▶ **CHALLENGE**:
Return, word for word, every line that follows.

Collection entries:

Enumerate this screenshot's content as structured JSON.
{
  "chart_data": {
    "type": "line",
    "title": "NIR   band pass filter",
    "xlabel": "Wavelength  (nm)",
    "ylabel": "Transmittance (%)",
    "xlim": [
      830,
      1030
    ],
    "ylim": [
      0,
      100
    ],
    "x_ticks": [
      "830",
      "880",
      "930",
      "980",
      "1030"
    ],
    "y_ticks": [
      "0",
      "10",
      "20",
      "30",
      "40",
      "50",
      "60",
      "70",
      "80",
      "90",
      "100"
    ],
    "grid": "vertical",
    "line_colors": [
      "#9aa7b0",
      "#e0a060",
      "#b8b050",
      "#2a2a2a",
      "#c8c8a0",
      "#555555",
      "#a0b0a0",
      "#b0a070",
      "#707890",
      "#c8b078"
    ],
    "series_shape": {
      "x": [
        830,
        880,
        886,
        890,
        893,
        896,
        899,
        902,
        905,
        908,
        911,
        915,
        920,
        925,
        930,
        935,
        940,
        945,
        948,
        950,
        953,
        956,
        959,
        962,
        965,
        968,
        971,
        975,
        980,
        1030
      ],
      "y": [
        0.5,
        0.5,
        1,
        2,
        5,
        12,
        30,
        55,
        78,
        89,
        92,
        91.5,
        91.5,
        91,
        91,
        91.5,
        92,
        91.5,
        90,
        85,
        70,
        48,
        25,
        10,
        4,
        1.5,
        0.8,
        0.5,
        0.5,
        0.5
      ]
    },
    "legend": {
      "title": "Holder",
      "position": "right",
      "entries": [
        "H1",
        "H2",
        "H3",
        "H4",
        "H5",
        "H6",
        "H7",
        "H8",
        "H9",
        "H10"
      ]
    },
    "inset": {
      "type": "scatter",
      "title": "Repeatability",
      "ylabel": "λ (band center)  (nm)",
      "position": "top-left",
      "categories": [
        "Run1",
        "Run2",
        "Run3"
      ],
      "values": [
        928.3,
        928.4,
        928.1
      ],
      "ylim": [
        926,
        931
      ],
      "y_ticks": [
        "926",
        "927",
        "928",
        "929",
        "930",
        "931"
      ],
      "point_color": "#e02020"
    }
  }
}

▶ **FINAL ANSWER**:
Enumerate this screenshot's content as structured JSON.
{
  "chart_data": {
    "type": "line",
    "title": "NIR   band pass filter",
    "xlabel": "Wavelength  (nm)",
    "ylabel": "Transmittance (%)",
    "xlim": [
      830,
      1030
    ],
    "ylim": [
      0,
      100
    ],
    "x_ticks": [
      "830",
      "880",
      "930",
      "980",
      "1030"
    ],
    "y_ticks": [
      "0",
      "10",
      "20",
      "30",
      "40",
      "50",
      "60",
      "70",
      "80",
      "90",
      "100"
    ],
    "grid": "vertical",
    "line_colors": [
      "#9aa7b0",
      "#e0a060",
      "#b8b050",
      "#2a2a2a",
      "#c8c8a0",
      "#555555",
      "#a0b0a0",
      "#b0a070",
      "#707890",
      "#c8b078"
    ],
    "series_shape": {
      "x": [
        830,
        880,
        886,
        890,
        893,
        896,
        899,
        902,
        905,
        908,
        911,
        915,
        920,
        925,
        930,
        935,
        940,
        945,
        948,
        950,
        953,
        956,
        959,
        962,
        965,
        968,
        971,
        975,
        980,
        1030
      ],
      "y": [
        0.5,
        0.5,
        1,
        2,
        5,
        12,
        30,
        55,
        78,
        89,
        92,
        91.5,
        91.5,
        91,
        91,
        91.5,
        92,
        91.5,
        90,
        85,
        70,
        48,
        25,
        10,
        4,
        1.5,
        0.8,
        0.5,
        0.5,
        0.5
      ]
    },
    "legend": {
      "title": "Holder",
      "position": "right",
      "entries": [
        "H1",
        "H2",
        "H3",
        "H4",
        "H5",
        "H6",
        "H7",
        "H8",
        "H9",
        "H10"
      ]
    },
    "inset": {
      "type": "scatter",
      "title": "Repeatability",
      "ylabel": "λ (band center)  (nm)",
      "position": "top-left",
      "categories": [
        "Run1",
        "Run2",
        "Run3"
      ],
      "values": [
        928.3,
        928.4,
        928.1
      ],
      "ylim": [
        926,
        931
      ],
      "y_ticks": [
        "926",
        "927",
        "928",
        "929",
        "930",
        "931"
      ],
      "point_color": "#e02020"
    }
  }
}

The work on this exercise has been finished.